Dataset records:
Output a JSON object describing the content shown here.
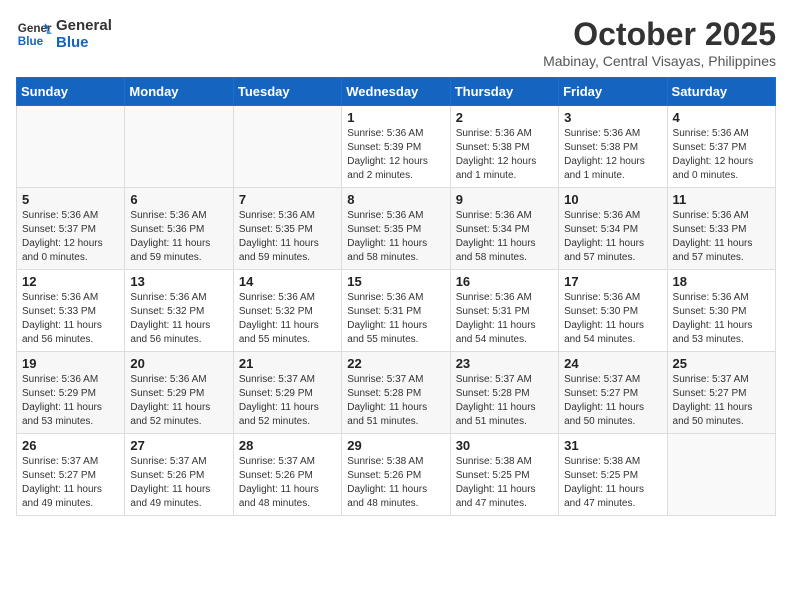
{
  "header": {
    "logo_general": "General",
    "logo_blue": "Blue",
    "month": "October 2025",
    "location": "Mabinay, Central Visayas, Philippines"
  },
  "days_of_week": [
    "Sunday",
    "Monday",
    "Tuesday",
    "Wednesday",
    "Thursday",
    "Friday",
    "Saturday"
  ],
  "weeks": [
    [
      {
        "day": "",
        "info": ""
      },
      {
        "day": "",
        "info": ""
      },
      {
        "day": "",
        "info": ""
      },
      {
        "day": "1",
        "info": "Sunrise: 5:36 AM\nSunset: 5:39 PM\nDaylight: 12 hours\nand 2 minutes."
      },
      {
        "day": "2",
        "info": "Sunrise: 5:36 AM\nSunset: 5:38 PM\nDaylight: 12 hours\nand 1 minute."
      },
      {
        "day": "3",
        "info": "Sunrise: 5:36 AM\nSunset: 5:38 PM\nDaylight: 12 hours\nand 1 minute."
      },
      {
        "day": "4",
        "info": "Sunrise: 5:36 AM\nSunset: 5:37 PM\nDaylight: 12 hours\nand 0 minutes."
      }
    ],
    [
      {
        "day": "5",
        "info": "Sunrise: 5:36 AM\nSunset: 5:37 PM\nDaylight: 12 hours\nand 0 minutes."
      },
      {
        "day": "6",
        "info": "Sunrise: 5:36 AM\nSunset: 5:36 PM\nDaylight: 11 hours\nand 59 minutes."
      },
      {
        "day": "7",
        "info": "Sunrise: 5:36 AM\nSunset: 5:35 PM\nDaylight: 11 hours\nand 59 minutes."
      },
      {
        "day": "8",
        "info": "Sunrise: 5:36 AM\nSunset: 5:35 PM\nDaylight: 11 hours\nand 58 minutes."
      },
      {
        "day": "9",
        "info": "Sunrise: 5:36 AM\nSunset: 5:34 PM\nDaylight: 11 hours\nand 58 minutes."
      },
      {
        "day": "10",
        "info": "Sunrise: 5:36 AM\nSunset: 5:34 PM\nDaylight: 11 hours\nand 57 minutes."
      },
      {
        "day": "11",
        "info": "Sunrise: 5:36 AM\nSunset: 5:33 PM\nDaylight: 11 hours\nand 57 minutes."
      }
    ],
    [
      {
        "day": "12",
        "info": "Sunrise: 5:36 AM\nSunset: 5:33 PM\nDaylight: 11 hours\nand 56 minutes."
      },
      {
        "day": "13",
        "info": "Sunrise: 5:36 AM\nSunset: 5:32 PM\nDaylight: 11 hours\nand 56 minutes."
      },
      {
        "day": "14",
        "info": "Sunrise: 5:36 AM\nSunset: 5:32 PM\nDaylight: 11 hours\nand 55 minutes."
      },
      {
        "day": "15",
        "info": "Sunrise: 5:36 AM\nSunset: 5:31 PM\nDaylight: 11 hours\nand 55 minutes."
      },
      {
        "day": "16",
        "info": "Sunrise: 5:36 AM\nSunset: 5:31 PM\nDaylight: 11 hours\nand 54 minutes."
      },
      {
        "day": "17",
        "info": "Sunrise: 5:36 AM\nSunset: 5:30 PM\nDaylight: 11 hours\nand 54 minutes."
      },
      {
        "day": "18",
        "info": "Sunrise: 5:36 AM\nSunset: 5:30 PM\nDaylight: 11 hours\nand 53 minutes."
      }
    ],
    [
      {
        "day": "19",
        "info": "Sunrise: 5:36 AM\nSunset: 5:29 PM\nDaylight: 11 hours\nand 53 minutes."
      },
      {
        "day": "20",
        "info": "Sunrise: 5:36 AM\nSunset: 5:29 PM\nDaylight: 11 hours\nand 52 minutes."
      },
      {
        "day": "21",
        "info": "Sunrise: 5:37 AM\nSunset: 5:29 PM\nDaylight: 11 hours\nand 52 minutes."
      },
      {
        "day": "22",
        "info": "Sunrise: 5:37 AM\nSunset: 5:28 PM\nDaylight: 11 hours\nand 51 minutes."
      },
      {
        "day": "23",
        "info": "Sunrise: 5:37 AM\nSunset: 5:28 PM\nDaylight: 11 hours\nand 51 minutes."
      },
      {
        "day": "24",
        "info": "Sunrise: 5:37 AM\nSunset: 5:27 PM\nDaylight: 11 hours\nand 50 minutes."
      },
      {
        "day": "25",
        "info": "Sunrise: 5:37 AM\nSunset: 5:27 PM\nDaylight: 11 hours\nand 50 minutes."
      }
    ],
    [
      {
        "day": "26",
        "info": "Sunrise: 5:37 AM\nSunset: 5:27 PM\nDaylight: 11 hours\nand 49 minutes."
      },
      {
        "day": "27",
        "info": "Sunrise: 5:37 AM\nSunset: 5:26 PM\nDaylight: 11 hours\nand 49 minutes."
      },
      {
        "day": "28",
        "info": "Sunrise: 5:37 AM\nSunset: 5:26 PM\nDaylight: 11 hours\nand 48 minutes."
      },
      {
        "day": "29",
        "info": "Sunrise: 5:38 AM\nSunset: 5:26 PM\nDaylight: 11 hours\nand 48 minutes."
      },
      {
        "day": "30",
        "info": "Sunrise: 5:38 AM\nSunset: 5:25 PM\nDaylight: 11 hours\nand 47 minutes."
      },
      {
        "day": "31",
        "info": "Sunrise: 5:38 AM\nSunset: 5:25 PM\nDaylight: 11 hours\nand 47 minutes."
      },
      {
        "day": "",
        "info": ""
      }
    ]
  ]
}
...
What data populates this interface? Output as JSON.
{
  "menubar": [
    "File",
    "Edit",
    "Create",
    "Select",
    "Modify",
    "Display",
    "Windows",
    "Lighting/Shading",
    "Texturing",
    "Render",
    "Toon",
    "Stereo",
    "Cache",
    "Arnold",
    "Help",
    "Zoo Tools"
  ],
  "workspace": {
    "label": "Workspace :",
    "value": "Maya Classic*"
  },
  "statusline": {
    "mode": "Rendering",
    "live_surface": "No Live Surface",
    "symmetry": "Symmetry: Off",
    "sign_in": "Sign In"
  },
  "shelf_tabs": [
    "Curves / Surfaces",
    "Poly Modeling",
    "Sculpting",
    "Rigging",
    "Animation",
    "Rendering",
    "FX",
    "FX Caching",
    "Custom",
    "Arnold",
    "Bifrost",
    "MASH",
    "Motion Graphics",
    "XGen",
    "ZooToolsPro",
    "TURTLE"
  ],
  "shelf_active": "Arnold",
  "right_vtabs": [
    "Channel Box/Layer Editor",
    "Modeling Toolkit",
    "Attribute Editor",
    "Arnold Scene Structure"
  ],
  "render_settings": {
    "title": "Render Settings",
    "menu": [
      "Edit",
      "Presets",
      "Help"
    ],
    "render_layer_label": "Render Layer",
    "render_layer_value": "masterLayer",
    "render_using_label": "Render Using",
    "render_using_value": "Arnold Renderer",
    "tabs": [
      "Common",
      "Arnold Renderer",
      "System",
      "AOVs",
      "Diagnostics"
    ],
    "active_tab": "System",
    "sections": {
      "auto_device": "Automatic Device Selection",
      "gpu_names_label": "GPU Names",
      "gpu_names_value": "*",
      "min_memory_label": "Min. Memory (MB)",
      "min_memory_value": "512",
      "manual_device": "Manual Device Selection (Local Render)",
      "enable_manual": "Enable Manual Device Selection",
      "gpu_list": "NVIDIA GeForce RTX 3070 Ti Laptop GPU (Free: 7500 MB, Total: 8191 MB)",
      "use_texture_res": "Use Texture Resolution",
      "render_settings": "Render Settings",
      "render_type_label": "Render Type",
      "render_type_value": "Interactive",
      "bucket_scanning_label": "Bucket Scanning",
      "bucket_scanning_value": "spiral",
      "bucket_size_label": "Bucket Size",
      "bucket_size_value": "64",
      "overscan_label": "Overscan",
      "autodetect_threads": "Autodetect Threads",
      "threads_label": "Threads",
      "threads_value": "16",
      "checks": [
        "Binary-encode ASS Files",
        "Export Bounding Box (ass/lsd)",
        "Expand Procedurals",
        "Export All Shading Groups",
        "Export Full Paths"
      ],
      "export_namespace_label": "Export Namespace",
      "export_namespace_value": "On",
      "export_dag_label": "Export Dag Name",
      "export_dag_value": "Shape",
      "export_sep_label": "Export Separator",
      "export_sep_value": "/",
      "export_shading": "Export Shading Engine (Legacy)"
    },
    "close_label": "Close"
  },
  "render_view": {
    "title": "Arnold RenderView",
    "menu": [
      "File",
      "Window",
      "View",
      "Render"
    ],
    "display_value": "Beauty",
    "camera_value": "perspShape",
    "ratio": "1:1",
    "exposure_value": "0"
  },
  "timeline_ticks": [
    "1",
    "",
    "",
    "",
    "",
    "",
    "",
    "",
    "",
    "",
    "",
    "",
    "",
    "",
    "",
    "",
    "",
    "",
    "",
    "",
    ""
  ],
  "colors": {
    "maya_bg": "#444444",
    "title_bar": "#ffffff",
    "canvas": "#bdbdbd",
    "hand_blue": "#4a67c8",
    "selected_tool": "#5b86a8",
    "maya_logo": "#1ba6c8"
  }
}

▶ What is being asked
Gather each line of the listing that holds the string "Arnold".

▶ Finished task
    "Arnold",
    "Arnold",
  "shelf_active": "Arnold",
    "Arnold Scene Structure"
    "render_using_value": "Arnold Renderer",
      "Arnold Renderer",
    "title": "Arnold RenderView",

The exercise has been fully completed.